** What this task involves **
From the entries that follow, gather each line holding the word "Berat".
--- begin ---
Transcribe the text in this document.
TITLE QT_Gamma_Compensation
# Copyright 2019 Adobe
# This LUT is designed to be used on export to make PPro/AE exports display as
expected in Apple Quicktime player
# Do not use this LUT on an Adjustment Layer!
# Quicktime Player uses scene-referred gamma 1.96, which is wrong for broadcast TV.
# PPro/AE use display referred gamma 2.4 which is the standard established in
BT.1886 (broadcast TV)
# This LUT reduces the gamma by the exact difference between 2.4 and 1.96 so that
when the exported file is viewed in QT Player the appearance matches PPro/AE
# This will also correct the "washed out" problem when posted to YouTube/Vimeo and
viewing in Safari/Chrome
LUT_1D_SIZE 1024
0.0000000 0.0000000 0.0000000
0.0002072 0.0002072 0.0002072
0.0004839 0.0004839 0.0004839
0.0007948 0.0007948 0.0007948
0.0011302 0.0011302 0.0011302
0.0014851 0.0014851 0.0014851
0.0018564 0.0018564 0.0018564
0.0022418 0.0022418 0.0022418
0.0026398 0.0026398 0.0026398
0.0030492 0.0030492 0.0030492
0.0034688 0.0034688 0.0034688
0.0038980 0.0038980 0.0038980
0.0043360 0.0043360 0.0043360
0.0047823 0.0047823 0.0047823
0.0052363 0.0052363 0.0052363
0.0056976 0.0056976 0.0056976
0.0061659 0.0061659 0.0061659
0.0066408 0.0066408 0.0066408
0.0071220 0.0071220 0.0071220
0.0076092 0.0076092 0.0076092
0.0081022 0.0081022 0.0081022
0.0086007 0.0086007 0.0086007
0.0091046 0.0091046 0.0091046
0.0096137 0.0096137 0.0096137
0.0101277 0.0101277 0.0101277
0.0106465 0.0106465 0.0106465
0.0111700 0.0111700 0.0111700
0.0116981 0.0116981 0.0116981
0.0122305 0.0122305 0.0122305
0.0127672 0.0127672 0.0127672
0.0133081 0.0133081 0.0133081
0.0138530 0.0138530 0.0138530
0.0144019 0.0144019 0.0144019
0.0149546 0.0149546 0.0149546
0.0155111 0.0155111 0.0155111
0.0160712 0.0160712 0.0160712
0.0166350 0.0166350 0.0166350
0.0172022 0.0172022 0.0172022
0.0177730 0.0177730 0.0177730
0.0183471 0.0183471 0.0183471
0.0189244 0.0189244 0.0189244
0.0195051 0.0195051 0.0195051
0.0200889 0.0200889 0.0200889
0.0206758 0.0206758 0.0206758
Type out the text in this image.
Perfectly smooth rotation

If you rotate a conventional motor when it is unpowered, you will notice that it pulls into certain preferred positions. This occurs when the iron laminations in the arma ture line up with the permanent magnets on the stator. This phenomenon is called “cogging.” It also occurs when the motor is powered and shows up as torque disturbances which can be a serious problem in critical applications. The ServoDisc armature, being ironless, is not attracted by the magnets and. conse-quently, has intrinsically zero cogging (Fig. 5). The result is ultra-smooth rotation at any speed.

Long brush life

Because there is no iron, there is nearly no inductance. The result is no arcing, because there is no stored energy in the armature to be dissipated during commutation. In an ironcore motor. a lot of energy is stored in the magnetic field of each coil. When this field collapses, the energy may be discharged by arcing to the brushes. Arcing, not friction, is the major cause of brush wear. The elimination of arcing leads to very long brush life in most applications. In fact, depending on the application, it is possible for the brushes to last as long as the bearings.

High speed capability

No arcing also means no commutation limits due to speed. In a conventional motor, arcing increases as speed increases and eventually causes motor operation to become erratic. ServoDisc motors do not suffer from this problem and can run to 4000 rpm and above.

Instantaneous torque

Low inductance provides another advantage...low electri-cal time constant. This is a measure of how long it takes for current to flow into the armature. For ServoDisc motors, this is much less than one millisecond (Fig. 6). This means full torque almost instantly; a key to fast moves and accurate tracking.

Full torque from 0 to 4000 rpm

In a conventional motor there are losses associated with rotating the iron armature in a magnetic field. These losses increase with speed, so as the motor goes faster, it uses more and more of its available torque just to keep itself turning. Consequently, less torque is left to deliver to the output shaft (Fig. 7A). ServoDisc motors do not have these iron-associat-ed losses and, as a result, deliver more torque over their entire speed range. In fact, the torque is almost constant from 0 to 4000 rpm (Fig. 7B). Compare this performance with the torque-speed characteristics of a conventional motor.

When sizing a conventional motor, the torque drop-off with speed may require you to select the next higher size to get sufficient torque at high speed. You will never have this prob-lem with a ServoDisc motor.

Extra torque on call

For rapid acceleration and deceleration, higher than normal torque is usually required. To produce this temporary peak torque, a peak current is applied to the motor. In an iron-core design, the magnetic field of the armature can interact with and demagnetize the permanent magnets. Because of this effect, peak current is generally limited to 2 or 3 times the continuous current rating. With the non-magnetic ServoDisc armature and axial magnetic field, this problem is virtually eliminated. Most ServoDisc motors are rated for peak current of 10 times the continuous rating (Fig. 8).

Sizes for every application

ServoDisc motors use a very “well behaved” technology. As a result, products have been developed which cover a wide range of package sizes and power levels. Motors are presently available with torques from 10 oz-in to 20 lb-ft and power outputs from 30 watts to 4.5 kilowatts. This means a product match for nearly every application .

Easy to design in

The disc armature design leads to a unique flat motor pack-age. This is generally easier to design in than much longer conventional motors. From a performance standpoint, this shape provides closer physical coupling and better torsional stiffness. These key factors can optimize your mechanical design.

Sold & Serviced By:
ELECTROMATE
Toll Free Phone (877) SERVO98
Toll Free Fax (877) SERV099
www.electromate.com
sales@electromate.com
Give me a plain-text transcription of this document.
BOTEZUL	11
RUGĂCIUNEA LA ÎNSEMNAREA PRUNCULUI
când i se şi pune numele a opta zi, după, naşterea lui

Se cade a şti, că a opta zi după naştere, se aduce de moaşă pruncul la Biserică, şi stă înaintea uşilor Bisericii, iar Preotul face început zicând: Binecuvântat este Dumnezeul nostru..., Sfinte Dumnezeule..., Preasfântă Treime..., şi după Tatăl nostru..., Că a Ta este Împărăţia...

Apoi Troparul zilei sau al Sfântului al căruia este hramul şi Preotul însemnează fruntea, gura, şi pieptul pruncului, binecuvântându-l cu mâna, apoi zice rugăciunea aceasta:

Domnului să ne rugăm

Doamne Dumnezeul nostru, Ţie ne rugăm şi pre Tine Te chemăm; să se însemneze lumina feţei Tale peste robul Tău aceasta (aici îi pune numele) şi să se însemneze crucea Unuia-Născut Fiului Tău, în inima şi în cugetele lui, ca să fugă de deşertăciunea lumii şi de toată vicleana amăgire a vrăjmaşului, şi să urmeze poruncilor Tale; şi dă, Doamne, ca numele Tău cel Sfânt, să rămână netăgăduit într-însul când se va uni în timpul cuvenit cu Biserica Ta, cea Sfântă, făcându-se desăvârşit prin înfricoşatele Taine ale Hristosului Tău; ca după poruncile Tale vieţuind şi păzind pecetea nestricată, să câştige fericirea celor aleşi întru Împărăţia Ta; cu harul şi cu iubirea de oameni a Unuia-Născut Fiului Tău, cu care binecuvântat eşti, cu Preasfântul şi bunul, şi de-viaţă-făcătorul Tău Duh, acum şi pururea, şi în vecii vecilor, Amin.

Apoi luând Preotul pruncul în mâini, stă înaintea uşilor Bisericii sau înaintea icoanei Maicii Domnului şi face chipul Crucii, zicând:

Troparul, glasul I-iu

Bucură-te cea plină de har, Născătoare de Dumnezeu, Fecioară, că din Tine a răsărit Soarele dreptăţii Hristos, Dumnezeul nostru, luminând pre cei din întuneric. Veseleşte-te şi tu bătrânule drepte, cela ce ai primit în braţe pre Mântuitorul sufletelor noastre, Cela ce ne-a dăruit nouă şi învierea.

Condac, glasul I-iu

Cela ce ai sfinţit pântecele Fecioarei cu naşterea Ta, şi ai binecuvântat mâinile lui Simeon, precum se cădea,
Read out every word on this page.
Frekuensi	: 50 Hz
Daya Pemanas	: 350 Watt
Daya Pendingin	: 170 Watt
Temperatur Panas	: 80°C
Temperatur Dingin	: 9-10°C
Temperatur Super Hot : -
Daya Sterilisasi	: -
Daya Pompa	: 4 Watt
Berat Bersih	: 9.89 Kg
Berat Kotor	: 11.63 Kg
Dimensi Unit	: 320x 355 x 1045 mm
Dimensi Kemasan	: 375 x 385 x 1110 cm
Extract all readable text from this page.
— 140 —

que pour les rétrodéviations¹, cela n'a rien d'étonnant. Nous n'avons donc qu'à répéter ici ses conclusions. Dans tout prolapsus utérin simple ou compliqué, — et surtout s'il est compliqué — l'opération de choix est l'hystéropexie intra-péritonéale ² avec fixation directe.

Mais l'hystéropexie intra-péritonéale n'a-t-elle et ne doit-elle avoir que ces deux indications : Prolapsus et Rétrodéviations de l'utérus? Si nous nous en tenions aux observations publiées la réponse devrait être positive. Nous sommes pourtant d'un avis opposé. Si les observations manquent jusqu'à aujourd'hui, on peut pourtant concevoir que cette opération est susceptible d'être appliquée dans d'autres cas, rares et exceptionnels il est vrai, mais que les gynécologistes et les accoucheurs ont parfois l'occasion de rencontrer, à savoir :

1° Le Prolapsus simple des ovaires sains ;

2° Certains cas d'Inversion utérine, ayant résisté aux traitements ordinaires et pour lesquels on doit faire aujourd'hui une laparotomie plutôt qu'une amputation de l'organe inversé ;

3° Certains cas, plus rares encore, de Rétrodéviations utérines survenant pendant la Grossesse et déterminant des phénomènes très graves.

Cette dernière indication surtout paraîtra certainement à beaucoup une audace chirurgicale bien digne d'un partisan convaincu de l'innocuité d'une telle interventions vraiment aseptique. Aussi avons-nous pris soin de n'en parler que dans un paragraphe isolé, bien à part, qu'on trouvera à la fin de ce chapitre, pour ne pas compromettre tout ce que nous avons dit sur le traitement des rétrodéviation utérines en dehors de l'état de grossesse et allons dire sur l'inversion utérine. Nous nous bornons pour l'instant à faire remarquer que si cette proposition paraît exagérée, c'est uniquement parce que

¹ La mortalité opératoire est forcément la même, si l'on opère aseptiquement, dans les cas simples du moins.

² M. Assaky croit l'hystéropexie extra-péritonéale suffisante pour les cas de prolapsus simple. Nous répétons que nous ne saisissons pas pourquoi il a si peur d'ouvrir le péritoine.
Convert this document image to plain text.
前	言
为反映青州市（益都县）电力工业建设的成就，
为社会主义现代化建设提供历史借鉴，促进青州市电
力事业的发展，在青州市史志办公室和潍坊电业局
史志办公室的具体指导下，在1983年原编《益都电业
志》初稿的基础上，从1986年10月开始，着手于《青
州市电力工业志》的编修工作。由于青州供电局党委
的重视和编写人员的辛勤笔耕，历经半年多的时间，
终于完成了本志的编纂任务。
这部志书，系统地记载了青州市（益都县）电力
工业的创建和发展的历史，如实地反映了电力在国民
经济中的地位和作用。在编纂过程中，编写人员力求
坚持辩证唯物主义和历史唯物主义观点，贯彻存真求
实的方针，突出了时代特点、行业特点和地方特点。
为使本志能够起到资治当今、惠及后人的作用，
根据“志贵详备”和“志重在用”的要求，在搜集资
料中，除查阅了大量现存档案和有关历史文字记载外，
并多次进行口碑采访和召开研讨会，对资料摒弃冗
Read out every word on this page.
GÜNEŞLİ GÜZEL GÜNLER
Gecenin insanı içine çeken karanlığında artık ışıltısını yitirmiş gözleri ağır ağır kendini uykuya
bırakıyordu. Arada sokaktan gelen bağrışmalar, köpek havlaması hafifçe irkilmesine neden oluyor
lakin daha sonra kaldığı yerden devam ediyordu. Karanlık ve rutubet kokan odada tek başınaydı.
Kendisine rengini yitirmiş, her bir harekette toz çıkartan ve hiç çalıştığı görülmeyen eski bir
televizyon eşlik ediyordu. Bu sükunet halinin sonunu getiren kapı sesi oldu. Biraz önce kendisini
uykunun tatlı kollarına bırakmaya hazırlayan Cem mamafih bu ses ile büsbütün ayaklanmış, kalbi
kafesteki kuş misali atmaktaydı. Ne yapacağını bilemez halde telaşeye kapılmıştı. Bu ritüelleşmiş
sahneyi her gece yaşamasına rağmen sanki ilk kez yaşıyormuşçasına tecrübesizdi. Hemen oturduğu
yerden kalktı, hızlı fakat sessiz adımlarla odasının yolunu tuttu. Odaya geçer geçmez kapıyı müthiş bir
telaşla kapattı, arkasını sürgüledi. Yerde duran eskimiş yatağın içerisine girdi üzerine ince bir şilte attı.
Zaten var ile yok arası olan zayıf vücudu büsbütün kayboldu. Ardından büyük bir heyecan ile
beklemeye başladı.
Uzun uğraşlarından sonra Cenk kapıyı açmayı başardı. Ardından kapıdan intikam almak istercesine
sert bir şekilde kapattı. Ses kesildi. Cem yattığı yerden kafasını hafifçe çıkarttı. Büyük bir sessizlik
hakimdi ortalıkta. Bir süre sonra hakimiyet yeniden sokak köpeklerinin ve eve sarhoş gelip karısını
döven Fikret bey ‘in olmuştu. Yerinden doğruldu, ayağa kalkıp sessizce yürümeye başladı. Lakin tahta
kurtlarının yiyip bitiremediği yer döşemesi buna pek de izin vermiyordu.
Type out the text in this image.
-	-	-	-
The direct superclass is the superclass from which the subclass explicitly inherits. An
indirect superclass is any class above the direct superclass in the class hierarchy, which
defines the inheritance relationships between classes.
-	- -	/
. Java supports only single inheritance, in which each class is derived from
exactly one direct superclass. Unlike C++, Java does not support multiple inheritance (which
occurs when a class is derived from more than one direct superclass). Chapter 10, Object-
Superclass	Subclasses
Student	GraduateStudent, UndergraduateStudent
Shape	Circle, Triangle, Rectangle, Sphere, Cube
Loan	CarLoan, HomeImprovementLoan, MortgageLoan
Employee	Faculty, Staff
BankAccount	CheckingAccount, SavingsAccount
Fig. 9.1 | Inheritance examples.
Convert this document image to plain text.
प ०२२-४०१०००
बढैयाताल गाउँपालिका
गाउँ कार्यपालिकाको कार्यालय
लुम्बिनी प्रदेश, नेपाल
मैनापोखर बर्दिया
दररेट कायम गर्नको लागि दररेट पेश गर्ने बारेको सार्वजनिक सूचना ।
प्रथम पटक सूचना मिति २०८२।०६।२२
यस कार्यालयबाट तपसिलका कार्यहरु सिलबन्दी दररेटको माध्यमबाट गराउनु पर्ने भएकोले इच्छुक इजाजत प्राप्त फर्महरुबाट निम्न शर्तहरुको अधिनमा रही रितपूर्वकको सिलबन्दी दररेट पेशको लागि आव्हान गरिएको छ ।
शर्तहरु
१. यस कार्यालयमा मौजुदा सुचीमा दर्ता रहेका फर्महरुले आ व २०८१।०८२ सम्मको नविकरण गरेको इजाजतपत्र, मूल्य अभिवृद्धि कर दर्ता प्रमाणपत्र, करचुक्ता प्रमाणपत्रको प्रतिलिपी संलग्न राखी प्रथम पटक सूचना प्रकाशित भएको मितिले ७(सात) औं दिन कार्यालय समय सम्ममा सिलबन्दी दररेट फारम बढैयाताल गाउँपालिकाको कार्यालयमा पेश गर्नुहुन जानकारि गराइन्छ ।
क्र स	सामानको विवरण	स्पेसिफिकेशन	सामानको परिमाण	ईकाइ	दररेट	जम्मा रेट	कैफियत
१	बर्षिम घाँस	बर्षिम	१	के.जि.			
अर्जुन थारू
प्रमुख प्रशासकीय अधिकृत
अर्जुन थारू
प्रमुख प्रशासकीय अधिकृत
--- end ---
** Answer **
Berat Bersih	: 9.89 Kg
Berat Kotor	: 11.63 Kg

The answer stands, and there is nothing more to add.